**Listing**.
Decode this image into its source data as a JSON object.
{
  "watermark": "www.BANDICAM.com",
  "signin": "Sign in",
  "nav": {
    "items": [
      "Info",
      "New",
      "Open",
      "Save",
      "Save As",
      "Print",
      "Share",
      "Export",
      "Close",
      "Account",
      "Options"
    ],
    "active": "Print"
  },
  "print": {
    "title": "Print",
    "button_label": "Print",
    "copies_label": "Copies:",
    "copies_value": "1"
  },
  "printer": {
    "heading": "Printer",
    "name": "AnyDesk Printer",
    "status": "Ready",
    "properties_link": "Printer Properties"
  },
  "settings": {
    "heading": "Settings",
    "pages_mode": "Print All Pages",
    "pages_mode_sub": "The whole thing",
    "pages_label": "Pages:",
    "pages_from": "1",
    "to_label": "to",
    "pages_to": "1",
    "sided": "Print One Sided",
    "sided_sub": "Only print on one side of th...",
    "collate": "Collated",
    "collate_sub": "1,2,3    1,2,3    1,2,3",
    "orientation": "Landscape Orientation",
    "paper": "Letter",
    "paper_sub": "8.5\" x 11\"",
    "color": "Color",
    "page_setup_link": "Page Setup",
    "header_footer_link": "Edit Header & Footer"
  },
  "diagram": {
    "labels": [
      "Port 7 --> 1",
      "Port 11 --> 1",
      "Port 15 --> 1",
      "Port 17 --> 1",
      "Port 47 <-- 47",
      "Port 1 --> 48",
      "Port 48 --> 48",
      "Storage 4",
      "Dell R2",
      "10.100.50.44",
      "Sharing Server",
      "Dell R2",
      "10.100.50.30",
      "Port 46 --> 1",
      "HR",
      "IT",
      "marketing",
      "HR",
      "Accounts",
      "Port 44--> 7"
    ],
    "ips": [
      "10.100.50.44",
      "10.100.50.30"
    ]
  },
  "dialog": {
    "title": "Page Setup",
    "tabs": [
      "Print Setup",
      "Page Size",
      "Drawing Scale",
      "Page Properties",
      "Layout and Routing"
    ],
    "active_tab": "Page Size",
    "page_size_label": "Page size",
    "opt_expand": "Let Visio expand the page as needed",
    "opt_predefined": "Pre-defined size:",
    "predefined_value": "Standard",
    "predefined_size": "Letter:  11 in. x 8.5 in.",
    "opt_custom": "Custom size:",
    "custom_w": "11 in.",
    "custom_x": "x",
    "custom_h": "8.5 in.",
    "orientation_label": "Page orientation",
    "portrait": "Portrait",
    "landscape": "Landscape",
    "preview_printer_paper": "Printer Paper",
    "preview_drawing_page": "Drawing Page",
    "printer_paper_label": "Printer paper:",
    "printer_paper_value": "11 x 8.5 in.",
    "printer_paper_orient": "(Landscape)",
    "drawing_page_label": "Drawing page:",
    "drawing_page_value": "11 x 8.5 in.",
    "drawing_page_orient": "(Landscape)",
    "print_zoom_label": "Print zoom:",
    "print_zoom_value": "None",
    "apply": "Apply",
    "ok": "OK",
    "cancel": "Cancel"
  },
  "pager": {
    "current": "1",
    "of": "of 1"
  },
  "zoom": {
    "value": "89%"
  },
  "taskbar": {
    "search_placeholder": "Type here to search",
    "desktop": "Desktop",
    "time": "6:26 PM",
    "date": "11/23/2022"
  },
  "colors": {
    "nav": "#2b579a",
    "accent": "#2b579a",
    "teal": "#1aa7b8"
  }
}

**Work to complete**.
Return each line of the records above exactly as it reads.

**Answer to this exercise**.
Decode this image into its source data as a JSON object.
{
  "watermark": "www.BANDICAM.com",
  "signin": "Sign in",
  "nav": {
    "items": [
      "Info",
      "New",
      "Open",
      "Save",
      "Save As",
      "Print",
      "Share",
      "Export",
      "Close",
      "Account",
      "Options"
    ],
    "active": "Print"
  },
  "print": {
    "title": "Print",
    "button_label": "Print",
    "copies_label": "Copies:",
    "copies_value": "1"
  },
  "printer": {
    "heading": "Printer",
    "name": "AnyDesk Printer",
    "status": "Ready",
    "properties_link": "Printer Properties"
  },
  "settings": {
    "heading": "Settings",
    "pages_mode": "Print All Pages",
    "pages_mode_sub": "The whole thing",
    "pages_label": "Pages:",
    "pages_from": "1",
    "to_label": "to",
    "pages_to": "1",
    "sided": "Print One Sided",
    "sided_sub": "Only print on one side of th...",
    "collate": "Collated",
    "collate_sub": "1,2,3    1,2,3    1,2,3",
    "orientation": "Landscape Orientation",
    "paper": "Letter",
    "paper_sub": "8.5\" x 11\"",
    "color": "Color",
    "page_setup_link": "Page Setup",
    "header_footer_link": "Edit Header & Footer"
  },
  "diagram": {
    "labels": [
      "Port 7 --> 1",
      "Port 11 --> 1",
      "Port 15 --> 1",
      "Port 17 --> 1",
      "Port 47 <-- 47",
      "Port 1 --> 48",
      "Port 48 --> 48",
      "Storage 4",
      "Dell R2",
      "10.100.50.44",
      "Sharing Server",
      "Dell R2",
      "10.100.50.30",
      "Port 46 --> 1",
      "HR",
      "IT",
      "marketing",
      "HR",
      "Accounts",
      "Port 44--> 7"
    ],
    "ips": [
      "10.100.50.44",
      "10.100.50.30"
    ]
  },
  "dialog": {
    "title": "Page Setup",
    "tabs": [
      "Print Setup",
      "Page Size",
      "Drawing Scale",
      "Page Properties",
      "Layout and Routing"
    ],
    "active_tab": "Page Size",
    "page_size_label": "Page size",
    "opt_expand": "Let Visio expand the page as needed",
    "opt_predefined": "Pre-defined size:",
    "predefined_value": "Standard",
    "predefined_size": "Letter:  11 in. x 8.5 in.",
    "opt_custom": "Custom size:",
    "custom_w": "11 in.",
    "custom_x": "x",
    "custom_h": "8.5 in.",
    "orientation_label": "Page orientation",
    "portrait": "Portrait",
    "landscape": "Landscape",
    "preview_printer_paper": "Printer Paper",
    "preview_drawing_page": "Drawing Page",
    "printer_paper_label": "Printer paper:",
    "printer_paper_value": "11 x 8.5 in.",
    "printer_paper_orient": "(Landscape)",
    "drawing_page_label": "Drawing page:",
    "drawing_page_value": "11 x 8.5 in.",
    "drawing_page_orient": "(Landscape)",
    "print_zoom_label": "Print zoom:",
    "print_zoom_value": "None",
    "apply": "Apply",
    "ok": "OK",
    "cancel": "Cancel"
  },
  "pager": {
    "current": "1",
    "of": "of 1"
  },
  "zoom": {
    "value": "89%"
  },
  "taskbar": {
    "search_placeholder": "Type here to search",
    "desktop": "Desktop",
    "time": "6:26 PM",
    "date": "11/23/2022"
  },
  "colors": {
    "nav": "#2b579a",
    "accent": "#2b579a",
    "teal": "#1aa7b8"
  }
}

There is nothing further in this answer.